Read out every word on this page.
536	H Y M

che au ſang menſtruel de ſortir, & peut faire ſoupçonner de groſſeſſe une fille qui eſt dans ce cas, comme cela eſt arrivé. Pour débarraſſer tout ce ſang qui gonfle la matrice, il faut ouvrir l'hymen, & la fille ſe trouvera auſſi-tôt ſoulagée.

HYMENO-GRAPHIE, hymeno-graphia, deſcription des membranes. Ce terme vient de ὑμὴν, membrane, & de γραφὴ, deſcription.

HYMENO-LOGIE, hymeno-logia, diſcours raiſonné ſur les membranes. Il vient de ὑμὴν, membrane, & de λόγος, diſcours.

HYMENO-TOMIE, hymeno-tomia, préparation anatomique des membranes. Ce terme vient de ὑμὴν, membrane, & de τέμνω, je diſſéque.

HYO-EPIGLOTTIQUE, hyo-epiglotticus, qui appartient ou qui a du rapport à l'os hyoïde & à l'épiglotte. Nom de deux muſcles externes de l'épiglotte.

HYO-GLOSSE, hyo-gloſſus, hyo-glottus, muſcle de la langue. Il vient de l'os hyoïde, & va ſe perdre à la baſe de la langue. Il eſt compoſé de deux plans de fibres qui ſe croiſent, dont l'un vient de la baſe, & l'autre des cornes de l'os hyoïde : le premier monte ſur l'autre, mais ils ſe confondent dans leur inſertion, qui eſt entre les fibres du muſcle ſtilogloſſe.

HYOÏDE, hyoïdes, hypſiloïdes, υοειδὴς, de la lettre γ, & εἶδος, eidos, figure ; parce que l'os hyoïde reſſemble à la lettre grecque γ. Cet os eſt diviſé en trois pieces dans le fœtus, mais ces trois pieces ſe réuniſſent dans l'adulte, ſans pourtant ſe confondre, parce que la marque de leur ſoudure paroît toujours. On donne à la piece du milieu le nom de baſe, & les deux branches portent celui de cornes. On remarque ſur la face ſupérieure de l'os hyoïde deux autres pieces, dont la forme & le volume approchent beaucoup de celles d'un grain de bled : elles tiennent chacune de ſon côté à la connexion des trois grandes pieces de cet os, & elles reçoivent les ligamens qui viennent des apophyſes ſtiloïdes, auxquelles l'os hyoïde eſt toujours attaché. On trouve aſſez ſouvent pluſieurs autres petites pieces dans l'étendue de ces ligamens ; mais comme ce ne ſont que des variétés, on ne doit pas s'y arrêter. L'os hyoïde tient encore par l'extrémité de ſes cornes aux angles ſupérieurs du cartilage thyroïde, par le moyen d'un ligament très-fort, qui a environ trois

◆ ◆ ◆

--- Task description ---
Repeat the material word for word, in full.

--- Result for this exercise ---
Read out every word on this page.
536	H Y M

che au ſang menſtruel de ſortir, & peut faire ſoupçonner de groſſeſſe une fille qui eſt dans ce cas, comme cela eſt arrivé. Pour débarraſſer tout ce ſang qui gonfle la matrice, il faut ouvrir l'hymen, & la fille ſe trouvera auſſi-tôt ſoulagée.

HYMENO-GRAPHIE, hymeno-graphia, deſcription des membranes. Ce terme vient de ὑμὴν, membrane, & de γραφὴ, deſcription.

HYMENO-LOGIE, hymeno-logia, diſcours raiſonné ſur les membranes. Il vient de ὑμὴν, membrane, & de λόγος, diſcours.

HYMENO-TOMIE, hymeno-tomia, préparation anatomique des membranes. Ce terme vient de ὑμὴν, membrane, & de τέμνω, je diſſéque.

HYO-EPIGLOTTIQUE, hyo-epiglotticus, qui appartient ou qui a du rapport à l'os hyoïde & à l'épiglotte. Nom de deux muſcles externes de l'épiglotte.

HYO-GLOSSE, hyo-gloſſus, hyo-glottus, muſcle de la langue. Il vient de l'os hyoïde, & va ſe perdre à la baſe de la langue. Il eſt compoſé de deux plans de fibres qui ſe croiſent, dont l'un vient de la baſe, & l'autre des cornes de l'os hyoïde : le premier monte ſur l'autre, mais ils ſe confondent dans leur inſertion, qui eſt entre les fibres du muſcle ſtilogloſſe.

HYOÏDE, hyoïdes, hypſiloïdes, υοειδὴς, de la lettre γ, & εἶδος, eidos, figure ; parce que l'os hyoïde reſſemble à la lettre grecque γ. Cet os eſt diviſé en trois pieces dans le fœtus, mais ces trois pieces ſe réuniſſent dans l'adulte, ſans pourtant ſe confondre, parce que la marque de leur ſoudure paroît toujours. On donne à la piece du milieu le nom de baſe, & les deux branches portent celui de cornes. On remarque ſur la face ſupérieure de l'os hyoïde deux autres pieces, dont la forme & le volume approchent beaucoup de celles d'un grain de bled : elles tiennent chacune de ſon côté à la connexion des trois grandes pieces de cet os, & elles reçoivent les ligamens qui viennent des apophyſes ſtiloïdes, auxquelles l'os hyoïde eſt toujours attaché. On trouve aſſez ſouvent pluſieurs autres petites pieces dans l'étendue de ces ligamens ; mais comme ce ne ſont que des variétés, on ne doit pas s'y arrêter. L'os hyoïde tient encore par l'extrémité de ſes cornes aux angles ſupérieurs du cartilage thyroïde, par le moyen d'un ligament très-fort, qui a environ trois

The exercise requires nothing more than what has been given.